# Available records start
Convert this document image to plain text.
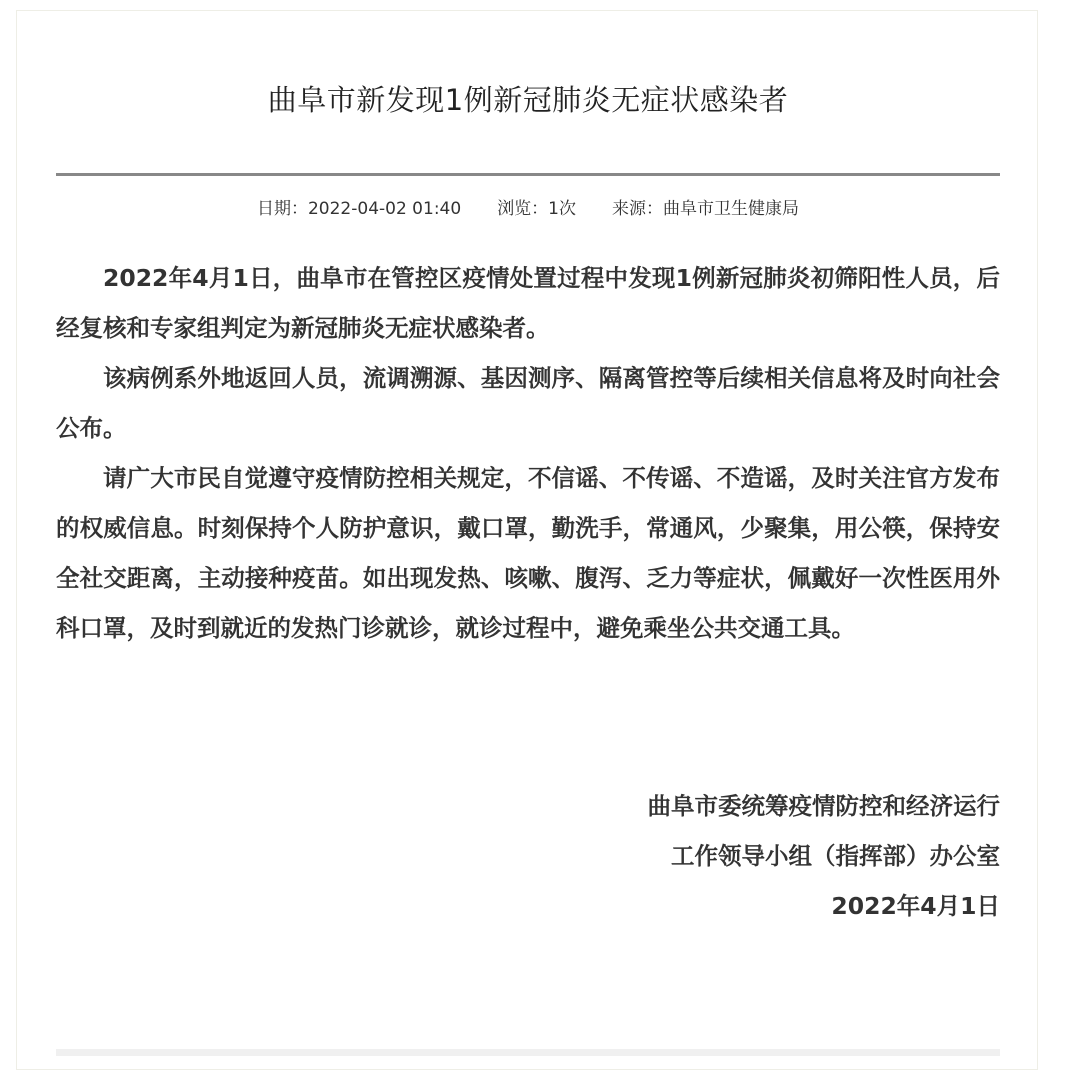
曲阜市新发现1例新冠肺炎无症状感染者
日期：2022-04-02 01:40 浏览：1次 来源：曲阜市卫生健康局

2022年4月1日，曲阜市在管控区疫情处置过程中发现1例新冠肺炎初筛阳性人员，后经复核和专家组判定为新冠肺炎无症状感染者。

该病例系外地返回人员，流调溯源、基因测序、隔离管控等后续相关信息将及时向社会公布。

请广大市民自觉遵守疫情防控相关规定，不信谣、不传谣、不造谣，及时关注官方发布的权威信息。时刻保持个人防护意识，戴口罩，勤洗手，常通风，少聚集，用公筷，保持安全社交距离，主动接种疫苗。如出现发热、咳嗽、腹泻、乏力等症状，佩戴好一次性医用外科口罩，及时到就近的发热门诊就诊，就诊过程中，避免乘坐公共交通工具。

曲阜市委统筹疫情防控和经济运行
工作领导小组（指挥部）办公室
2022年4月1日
# Available records end
# Available records start
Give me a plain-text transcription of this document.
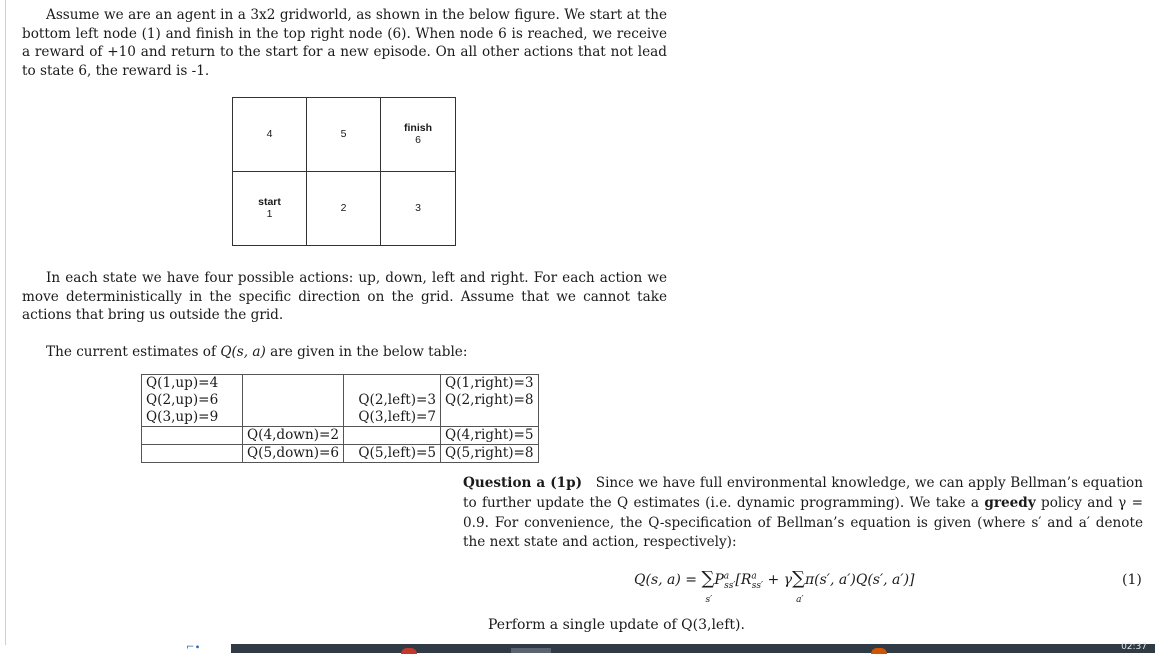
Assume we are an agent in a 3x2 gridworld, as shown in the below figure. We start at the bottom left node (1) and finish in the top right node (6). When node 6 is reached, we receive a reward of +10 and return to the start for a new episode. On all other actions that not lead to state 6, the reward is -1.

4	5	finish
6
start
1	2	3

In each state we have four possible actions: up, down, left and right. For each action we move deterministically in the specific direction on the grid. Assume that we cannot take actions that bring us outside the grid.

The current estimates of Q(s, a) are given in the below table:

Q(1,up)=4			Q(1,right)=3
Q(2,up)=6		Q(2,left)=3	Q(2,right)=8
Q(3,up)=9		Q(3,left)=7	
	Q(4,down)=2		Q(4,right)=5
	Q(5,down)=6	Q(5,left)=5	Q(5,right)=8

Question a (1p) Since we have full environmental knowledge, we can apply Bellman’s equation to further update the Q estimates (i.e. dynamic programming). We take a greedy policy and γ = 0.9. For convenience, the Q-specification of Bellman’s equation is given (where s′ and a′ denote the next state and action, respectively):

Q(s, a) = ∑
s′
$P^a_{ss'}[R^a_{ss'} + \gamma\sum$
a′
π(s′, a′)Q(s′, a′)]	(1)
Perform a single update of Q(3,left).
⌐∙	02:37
# Available records end
# Available records start
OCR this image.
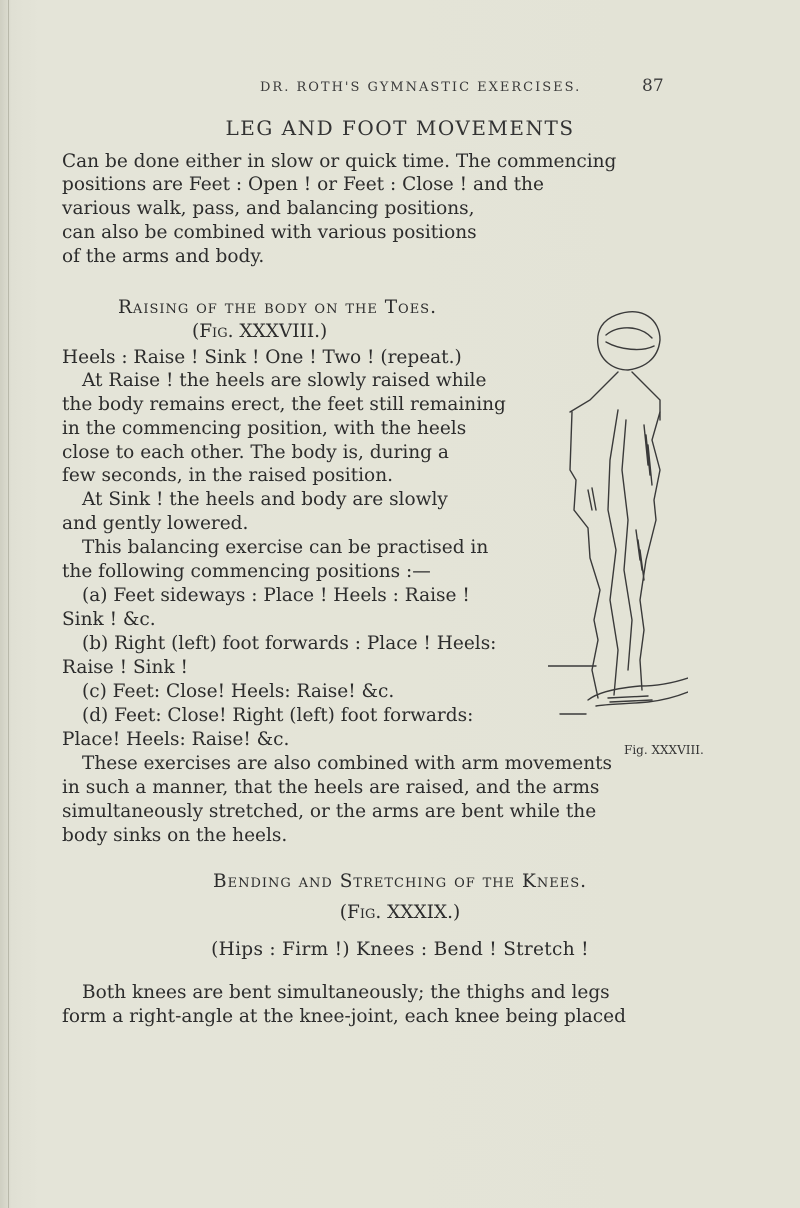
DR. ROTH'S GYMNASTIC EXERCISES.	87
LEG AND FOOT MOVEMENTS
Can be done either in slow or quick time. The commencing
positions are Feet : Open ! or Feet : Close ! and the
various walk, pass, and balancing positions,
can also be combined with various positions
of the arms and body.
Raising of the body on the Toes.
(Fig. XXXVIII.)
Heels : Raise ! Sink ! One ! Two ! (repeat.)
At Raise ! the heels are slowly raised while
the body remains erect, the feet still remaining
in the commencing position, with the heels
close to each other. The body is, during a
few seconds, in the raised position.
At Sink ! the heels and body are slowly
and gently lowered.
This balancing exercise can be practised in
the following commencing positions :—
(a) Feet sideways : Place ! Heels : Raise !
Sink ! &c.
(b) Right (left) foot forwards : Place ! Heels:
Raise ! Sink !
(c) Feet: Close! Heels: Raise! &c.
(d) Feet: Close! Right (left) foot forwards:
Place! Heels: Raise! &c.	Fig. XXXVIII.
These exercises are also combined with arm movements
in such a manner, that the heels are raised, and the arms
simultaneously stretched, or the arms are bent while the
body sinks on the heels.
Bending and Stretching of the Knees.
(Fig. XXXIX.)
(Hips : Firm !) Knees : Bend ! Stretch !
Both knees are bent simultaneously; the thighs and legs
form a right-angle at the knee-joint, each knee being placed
# Available records end
Exercise aim:
Examine the records and pull out every line where the string "that" occurs.

Result for this exercise:
Assume we are an agent in a 3x2 gridworld, as shown in the below figure. We start at the bottom left node (1) and finish in the top right node (6). When node 6 is reached, we receive a reward of +10 and return to the start for a new episode. On all other actions that not lead to state 6, the reward is -1.
In each state we have four possible actions: up, down, left and right. For each action we move deterministically in the specific direction on the grid. Assume that we cannot take actions that bring us outside the grid.
in such a manner, that the heels are raised, and the arms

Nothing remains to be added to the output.